**EXERCISE DESCRIPTION:** Locate each line with the string "JSON" in the listing below and copy it.
Start of DATA TO USE
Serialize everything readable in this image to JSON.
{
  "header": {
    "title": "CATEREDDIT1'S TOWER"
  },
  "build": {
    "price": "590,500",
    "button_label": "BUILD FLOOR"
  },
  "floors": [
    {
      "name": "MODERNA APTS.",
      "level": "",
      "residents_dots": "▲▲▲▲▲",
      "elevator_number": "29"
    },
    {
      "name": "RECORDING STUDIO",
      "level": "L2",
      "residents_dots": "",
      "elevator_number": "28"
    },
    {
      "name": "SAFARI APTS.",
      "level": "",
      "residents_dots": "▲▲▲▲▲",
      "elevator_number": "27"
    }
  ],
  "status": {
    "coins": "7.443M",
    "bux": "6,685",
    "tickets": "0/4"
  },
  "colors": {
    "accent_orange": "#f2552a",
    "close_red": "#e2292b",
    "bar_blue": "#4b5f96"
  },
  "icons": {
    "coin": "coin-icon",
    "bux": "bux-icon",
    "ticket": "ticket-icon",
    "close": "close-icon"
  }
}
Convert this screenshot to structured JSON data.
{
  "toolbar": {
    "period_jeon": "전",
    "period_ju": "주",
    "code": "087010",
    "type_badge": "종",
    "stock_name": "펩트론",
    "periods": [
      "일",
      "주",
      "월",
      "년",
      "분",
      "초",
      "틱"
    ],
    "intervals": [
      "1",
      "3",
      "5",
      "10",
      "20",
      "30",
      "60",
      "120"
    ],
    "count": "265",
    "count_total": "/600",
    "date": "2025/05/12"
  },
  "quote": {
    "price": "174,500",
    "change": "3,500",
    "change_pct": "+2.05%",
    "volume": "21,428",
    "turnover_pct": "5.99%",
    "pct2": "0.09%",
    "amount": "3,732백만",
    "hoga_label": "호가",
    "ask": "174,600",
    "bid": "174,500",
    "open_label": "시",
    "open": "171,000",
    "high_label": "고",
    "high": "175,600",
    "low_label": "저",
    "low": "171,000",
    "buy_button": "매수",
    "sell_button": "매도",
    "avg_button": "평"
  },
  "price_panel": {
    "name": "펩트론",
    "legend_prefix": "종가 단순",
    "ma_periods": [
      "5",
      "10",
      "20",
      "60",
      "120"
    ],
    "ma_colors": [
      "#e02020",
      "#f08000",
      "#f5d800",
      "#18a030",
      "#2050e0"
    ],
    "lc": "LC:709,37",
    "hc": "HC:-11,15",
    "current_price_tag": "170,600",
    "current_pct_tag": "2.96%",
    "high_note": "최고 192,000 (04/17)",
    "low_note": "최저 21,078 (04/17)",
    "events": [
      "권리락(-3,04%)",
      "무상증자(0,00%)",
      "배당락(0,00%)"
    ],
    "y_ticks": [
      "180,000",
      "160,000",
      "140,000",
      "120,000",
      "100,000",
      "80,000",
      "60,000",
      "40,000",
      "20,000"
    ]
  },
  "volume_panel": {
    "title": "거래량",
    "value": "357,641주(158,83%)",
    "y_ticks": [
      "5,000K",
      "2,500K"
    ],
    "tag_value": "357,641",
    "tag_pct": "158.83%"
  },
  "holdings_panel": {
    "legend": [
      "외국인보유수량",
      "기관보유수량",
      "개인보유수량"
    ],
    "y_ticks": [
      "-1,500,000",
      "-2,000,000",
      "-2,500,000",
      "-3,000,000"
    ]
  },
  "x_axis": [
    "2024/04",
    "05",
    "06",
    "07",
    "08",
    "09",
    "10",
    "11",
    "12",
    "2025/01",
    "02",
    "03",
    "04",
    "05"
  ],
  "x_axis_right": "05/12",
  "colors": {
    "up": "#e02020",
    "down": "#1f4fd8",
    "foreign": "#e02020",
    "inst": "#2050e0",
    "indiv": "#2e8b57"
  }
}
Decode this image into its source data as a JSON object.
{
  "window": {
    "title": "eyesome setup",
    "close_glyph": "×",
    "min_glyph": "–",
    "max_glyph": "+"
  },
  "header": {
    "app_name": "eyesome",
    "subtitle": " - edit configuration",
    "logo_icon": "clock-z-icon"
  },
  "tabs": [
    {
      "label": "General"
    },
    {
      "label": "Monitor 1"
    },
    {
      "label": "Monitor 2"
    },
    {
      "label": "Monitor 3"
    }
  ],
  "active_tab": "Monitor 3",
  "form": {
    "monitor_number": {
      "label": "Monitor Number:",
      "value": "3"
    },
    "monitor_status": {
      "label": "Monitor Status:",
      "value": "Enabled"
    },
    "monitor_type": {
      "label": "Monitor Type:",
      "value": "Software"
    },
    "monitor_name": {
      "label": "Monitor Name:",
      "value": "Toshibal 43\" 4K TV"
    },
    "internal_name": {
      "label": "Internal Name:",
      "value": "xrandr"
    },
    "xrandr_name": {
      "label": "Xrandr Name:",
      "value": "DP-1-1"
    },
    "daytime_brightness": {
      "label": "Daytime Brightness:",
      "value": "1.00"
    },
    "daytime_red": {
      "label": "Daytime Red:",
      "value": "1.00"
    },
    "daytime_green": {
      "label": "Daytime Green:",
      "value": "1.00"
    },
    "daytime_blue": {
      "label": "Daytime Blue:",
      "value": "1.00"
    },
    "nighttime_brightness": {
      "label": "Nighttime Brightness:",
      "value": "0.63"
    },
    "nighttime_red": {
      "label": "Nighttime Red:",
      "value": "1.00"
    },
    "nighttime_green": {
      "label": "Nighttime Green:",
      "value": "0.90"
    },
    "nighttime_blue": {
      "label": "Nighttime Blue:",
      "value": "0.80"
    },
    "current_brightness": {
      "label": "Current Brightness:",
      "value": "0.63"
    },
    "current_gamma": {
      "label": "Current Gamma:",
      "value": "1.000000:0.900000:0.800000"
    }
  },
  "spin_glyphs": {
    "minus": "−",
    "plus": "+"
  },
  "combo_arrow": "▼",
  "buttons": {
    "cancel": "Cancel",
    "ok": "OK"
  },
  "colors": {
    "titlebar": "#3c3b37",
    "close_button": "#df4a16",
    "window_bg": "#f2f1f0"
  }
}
End of DATA TO USE
**WRITTEN REPLY:**
Serialize everything readable in this image to JSON.
Convert this screenshot to structured JSON data.
Decode this image into its source data as a JSON object.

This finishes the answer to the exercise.